■ **WHAT THE TASK ASKS**: Copy every line of the records below where the word "предоставления" occurs.

■ **DATA SECTION**:

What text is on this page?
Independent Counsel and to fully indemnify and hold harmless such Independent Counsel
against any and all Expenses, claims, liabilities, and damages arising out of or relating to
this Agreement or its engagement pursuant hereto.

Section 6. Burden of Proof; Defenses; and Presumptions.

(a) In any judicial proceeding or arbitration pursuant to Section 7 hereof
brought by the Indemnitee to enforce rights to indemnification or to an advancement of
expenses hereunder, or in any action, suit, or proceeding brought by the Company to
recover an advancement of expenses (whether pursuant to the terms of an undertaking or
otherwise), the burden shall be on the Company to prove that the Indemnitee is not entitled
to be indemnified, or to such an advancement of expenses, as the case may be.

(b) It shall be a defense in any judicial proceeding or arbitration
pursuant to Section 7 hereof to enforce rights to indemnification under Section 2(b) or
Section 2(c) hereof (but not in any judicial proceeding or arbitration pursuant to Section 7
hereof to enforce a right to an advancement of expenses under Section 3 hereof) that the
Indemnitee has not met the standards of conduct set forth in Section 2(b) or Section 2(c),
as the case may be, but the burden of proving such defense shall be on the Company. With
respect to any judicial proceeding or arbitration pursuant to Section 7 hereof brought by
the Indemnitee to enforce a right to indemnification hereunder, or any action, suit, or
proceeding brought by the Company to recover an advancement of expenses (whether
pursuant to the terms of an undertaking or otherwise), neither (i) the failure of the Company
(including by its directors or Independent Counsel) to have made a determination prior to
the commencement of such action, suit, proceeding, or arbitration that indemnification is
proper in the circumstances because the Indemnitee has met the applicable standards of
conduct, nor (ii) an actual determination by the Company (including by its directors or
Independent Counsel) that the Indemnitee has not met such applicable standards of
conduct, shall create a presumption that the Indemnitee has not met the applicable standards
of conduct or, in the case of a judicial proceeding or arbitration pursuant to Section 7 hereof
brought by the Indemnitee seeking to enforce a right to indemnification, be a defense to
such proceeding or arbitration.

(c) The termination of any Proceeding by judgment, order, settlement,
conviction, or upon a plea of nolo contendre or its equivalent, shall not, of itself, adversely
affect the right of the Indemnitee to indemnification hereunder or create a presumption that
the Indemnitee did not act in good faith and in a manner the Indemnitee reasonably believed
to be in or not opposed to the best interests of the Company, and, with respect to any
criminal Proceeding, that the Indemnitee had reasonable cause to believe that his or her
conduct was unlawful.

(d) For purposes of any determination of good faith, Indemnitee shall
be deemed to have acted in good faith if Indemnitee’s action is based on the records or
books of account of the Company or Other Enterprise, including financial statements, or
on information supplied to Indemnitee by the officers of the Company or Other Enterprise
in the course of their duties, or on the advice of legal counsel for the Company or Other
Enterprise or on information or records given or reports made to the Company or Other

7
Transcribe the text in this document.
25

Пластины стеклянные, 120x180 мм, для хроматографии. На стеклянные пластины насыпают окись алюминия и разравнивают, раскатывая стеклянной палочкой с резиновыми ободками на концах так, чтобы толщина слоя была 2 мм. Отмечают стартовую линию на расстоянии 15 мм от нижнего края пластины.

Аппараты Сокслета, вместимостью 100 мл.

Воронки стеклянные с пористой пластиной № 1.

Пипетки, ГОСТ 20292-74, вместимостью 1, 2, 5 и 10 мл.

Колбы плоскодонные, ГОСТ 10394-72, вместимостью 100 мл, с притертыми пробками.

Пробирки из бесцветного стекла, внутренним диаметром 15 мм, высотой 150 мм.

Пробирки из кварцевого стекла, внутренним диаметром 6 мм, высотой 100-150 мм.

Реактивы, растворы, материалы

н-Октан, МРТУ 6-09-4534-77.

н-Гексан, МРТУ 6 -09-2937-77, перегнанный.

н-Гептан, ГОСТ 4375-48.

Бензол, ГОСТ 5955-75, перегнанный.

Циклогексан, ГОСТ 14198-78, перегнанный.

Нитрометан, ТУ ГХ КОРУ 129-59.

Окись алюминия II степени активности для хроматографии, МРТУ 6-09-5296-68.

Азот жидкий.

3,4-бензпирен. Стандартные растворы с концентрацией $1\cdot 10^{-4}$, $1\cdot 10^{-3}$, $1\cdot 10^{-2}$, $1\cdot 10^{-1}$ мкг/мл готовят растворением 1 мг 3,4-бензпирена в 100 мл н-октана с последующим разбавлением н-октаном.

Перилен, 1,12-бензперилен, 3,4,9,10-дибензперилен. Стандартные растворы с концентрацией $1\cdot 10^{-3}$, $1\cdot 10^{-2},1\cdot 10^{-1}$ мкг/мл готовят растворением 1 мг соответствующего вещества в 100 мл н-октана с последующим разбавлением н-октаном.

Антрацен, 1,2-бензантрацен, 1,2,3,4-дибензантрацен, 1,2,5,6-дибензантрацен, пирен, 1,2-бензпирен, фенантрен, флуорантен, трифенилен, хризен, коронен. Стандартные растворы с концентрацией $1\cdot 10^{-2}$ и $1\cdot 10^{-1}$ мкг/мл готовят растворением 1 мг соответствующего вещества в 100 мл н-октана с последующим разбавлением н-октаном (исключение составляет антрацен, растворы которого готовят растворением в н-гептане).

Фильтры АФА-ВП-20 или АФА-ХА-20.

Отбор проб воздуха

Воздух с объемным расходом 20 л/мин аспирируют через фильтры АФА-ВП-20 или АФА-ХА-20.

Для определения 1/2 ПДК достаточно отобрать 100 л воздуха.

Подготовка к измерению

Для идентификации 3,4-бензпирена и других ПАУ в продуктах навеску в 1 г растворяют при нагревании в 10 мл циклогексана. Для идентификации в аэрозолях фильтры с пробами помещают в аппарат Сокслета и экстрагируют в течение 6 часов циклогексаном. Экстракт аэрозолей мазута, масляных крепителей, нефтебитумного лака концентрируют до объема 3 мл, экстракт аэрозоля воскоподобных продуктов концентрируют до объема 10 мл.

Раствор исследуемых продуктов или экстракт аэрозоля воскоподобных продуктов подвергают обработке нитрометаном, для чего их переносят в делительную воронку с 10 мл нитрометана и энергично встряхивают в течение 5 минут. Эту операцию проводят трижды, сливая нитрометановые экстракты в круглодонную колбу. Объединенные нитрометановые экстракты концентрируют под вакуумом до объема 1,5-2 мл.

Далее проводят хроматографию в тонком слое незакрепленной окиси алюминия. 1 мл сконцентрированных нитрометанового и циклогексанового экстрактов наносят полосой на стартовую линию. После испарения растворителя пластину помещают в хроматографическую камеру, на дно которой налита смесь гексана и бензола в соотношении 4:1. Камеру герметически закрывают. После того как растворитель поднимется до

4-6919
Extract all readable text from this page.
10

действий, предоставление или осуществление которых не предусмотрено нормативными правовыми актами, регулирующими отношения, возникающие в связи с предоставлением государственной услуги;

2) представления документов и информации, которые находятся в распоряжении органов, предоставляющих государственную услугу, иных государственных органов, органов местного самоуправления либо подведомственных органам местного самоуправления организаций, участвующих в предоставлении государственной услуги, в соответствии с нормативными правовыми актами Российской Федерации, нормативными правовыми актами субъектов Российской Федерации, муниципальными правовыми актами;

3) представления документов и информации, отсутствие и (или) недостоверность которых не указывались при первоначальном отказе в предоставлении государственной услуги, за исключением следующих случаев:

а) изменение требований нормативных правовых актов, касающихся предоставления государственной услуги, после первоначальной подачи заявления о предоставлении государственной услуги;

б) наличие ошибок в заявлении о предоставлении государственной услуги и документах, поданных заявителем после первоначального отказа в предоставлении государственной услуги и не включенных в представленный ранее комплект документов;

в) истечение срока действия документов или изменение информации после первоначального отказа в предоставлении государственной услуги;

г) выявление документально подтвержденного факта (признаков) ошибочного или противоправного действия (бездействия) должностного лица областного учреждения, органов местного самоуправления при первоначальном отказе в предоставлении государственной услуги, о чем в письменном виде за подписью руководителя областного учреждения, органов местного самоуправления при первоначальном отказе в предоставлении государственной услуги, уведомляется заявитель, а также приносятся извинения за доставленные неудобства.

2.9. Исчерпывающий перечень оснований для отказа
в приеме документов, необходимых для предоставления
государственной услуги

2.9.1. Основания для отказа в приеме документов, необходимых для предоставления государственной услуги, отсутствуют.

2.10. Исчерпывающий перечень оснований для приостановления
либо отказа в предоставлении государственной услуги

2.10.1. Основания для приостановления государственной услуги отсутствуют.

■ **FINAL RESULT**:
а) изменение требований нормативных правовых актов, касающихся предоставления государственной услуги, после первоначальной подачи заявления о предоставлении государственной услуги;
в приеме документов, необходимых для предоставления
2.9.1. Основания для отказа в приеме документов, необходимых для предоставления государственной услуги, отсутствуют.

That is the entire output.